*Records for this exercise*:
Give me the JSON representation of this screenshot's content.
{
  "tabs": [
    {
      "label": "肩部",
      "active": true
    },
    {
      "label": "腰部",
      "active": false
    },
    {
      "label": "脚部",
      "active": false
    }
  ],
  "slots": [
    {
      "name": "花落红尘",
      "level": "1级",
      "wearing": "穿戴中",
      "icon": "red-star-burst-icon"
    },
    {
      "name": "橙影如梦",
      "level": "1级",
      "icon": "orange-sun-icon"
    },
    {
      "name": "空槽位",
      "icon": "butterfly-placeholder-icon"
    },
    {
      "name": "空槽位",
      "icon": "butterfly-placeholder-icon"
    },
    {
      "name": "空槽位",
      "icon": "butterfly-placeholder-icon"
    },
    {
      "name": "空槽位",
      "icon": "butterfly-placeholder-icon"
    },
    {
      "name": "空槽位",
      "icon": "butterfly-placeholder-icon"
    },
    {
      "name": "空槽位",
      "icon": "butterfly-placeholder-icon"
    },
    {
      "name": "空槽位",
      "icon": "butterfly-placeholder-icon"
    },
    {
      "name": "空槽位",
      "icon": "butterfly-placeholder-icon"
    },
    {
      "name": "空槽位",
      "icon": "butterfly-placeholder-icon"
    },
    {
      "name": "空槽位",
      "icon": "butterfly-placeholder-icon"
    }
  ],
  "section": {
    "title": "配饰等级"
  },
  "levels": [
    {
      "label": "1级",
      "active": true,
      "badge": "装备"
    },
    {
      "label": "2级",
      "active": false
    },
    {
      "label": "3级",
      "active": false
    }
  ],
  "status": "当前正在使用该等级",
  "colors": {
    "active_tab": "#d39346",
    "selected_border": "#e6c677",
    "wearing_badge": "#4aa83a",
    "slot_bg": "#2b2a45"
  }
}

*Problem to work on*: Every record above must be duplicated exactly.

*Response*:
Give me the JSON representation of this screenshot's content.
{
  "tabs": [
    {
      "label": "肩部",
      "active": true
    },
    {
      "label": "腰部",
      "active": false
    },
    {
      "label": "脚部",
      "active": false
    }
  ],
  "slots": [
    {
      "name": "花落红尘",
      "level": "1级",
      "wearing": "穿戴中",
      "icon": "red-star-burst-icon"
    },
    {
      "name": "橙影如梦",
      "level": "1级",
      "icon": "orange-sun-icon"
    },
    {
      "name": "空槽位",
      "icon": "butterfly-placeholder-icon"
    },
    {
      "name": "空槽位",
      "icon": "butterfly-placeholder-icon"
    },
    {
      "name": "空槽位",
      "icon": "butterfly-placeholder-icon"
    },
    {
      "name": "空槽位",
      "icon": "butterfly-placeholder-icon"
    },
    {
      "name": "空槽位",
      "icon": "butterfly-placeholder-icon"
    },
    {
      "name": "空槽位",
      "icon": "butterfly-placeholder-icon"
    },
    {
      "name": "空槽位",
      "icon": "butterfly-placeholder-icon"
    },
    {
      "name": "空槽位",
      "icon": "butterfly-placeholder-icon"
    },
    {
      "name": "空槽位",
      "icon": "butterfly-placeholder-icon"
    },
    {
      "name": "空槽位",
      "icon": "butterfly-placeholder-icon"
    }
  ],
  "section": {
    "title": "配饰等级"
  },
  "levels": [
    {
      "label": "1级",
      "active": true,
      "badge": "装备"
    },
    {
      "label": "2级",
      "active": false
    },
    {
      "label": "3级",
      "active": false
    }
  ],
  "status": "当前正在使用该等级",
  "colors": {
    "active_tab": "#d39346",
    "selected_border": "#e6c677",
    "wearing_badge": "#4aa83a",
    "slot_bg": "#2b2a45"
  }
}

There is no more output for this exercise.